◆ PROBLEM TO SOLVE ◆
Report the number of lines containing "verso", with no other words.

◆ RECORDS ◆
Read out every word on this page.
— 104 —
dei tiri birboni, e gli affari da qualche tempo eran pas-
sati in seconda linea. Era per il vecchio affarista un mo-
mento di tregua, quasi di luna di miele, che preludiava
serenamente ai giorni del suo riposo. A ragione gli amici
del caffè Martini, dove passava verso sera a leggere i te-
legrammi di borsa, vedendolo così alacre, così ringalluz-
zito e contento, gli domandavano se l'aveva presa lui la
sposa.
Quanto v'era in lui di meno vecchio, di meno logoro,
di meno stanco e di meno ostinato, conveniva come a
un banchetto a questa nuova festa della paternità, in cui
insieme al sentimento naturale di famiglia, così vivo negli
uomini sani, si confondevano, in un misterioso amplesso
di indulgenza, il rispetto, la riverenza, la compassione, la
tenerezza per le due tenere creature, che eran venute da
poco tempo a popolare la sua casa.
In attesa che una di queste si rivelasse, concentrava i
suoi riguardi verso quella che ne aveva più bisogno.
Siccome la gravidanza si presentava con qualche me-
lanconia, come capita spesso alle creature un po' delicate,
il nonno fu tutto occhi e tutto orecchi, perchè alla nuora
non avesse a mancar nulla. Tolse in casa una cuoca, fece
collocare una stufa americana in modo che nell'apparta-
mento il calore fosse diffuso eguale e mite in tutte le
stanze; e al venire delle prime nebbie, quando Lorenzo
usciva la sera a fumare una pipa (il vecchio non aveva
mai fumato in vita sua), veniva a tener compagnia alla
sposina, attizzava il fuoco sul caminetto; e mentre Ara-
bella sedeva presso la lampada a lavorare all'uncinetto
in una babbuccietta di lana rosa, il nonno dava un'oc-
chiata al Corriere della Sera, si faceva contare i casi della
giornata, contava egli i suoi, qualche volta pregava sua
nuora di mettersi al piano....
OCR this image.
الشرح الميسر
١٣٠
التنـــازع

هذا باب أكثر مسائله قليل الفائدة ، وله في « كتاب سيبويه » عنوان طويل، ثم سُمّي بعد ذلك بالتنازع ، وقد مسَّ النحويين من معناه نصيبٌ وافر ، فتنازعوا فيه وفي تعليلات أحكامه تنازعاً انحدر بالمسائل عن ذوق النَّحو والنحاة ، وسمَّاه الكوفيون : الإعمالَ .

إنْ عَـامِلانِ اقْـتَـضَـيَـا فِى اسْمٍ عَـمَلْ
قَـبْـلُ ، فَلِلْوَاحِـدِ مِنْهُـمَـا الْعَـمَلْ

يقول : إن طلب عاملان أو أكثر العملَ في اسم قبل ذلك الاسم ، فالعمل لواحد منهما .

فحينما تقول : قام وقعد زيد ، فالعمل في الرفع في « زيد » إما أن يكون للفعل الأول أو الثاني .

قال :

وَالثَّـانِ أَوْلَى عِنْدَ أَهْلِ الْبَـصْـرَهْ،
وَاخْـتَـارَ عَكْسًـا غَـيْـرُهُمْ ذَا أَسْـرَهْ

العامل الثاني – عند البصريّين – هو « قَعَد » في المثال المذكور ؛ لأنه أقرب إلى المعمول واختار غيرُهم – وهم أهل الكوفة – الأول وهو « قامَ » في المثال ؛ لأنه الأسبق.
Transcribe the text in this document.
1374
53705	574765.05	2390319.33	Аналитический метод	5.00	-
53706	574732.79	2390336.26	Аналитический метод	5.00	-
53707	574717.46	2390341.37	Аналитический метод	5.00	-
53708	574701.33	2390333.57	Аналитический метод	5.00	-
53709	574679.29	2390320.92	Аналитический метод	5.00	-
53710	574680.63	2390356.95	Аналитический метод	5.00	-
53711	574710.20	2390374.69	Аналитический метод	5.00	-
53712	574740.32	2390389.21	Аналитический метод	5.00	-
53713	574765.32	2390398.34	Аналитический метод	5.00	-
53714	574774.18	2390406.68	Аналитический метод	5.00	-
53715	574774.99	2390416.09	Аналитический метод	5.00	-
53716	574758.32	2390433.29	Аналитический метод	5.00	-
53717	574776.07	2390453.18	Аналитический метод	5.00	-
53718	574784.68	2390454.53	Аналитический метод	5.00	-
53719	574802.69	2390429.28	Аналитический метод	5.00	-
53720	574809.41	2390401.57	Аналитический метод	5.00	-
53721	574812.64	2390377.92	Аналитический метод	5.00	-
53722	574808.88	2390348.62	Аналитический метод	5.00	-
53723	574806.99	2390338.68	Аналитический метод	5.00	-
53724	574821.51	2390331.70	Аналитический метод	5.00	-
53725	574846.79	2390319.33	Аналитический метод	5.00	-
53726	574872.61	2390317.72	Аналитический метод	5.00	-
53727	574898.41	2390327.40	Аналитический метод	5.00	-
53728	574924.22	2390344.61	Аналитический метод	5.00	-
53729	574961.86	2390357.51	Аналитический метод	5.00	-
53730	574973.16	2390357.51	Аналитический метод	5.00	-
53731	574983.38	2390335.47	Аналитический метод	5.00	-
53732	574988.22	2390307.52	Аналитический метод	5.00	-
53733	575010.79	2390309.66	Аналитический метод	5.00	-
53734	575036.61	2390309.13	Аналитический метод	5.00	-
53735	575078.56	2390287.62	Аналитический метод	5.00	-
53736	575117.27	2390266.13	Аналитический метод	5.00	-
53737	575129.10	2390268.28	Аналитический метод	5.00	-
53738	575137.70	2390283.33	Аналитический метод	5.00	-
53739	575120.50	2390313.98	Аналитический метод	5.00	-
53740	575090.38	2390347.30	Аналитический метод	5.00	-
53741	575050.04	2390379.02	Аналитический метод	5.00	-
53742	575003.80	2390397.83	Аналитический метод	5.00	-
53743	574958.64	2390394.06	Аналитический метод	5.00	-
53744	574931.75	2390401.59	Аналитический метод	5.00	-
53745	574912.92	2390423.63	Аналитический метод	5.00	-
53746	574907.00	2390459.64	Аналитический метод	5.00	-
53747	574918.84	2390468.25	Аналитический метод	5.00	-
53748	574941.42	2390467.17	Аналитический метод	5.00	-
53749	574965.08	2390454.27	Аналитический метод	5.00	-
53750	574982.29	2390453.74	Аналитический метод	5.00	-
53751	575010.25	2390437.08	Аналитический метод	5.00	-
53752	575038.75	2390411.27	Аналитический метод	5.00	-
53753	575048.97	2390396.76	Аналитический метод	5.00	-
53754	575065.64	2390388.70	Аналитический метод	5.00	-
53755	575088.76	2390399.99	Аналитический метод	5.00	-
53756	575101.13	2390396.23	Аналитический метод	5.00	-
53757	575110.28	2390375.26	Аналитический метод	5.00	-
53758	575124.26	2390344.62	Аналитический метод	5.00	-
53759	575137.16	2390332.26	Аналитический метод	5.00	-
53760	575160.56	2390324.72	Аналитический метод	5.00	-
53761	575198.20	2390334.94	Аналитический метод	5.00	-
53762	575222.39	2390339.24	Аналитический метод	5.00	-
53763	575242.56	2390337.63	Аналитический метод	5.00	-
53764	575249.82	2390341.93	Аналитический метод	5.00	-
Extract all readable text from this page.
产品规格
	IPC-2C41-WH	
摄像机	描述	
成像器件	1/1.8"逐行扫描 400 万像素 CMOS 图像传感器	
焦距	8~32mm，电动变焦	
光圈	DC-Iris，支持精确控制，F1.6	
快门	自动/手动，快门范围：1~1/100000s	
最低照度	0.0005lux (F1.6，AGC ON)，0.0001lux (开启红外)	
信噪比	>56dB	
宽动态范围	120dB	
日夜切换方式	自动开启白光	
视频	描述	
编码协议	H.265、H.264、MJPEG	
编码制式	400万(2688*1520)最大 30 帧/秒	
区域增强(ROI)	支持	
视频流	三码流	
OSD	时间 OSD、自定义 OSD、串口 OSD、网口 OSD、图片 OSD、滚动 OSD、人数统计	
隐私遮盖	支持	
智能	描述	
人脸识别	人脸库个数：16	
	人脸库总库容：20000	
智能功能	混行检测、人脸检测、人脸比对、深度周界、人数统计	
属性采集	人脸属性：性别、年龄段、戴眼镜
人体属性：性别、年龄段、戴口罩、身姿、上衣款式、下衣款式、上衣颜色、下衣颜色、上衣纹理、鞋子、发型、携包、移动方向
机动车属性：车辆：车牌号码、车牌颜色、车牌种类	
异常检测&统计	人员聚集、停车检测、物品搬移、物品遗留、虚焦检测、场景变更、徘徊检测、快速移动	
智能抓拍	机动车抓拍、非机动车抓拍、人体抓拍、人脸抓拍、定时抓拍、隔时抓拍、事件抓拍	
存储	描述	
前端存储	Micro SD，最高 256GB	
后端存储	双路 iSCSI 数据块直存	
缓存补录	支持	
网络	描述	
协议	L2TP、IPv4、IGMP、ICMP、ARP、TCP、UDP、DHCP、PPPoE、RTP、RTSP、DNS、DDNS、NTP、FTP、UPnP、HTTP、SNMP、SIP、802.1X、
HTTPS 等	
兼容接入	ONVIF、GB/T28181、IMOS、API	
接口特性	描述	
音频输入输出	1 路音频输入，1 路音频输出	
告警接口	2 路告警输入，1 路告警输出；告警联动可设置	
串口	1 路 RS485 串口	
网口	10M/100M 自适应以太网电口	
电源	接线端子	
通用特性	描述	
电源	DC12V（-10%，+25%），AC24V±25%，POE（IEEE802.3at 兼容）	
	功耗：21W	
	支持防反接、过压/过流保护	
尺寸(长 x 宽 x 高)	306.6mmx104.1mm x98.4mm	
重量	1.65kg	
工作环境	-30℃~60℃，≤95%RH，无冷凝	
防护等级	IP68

◆ WRITTEN ANSWER ◆
2